>> begin
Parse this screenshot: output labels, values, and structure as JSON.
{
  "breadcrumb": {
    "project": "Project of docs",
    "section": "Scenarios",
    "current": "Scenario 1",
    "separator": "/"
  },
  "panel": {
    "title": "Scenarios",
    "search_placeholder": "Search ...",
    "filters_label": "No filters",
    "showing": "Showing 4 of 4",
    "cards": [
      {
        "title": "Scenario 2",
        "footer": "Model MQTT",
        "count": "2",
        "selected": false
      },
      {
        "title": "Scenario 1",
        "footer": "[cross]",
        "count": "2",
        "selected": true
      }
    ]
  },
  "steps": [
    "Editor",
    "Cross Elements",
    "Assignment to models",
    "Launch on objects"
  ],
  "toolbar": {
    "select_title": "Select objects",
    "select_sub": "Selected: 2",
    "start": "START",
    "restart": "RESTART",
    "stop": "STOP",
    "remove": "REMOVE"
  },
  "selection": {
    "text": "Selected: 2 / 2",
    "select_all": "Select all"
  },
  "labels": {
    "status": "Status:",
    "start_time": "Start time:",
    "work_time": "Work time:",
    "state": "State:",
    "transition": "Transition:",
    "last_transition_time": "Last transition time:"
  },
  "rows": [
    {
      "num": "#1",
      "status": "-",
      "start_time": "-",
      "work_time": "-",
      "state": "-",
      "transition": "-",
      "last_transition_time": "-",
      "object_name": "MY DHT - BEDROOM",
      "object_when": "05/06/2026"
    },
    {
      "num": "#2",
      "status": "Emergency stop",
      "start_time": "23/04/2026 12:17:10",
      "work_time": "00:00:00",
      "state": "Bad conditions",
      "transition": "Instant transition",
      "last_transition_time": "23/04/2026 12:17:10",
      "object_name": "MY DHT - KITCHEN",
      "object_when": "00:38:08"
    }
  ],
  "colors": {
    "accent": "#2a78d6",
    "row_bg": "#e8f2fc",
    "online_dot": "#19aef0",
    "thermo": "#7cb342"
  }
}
>> end
# EXERCISE
List each line in the listing that contains the string "state".

# OUTPUT OF THE EXERCISE
    "state": "State:",
      "state": "-",
      "state": "Bad conditions",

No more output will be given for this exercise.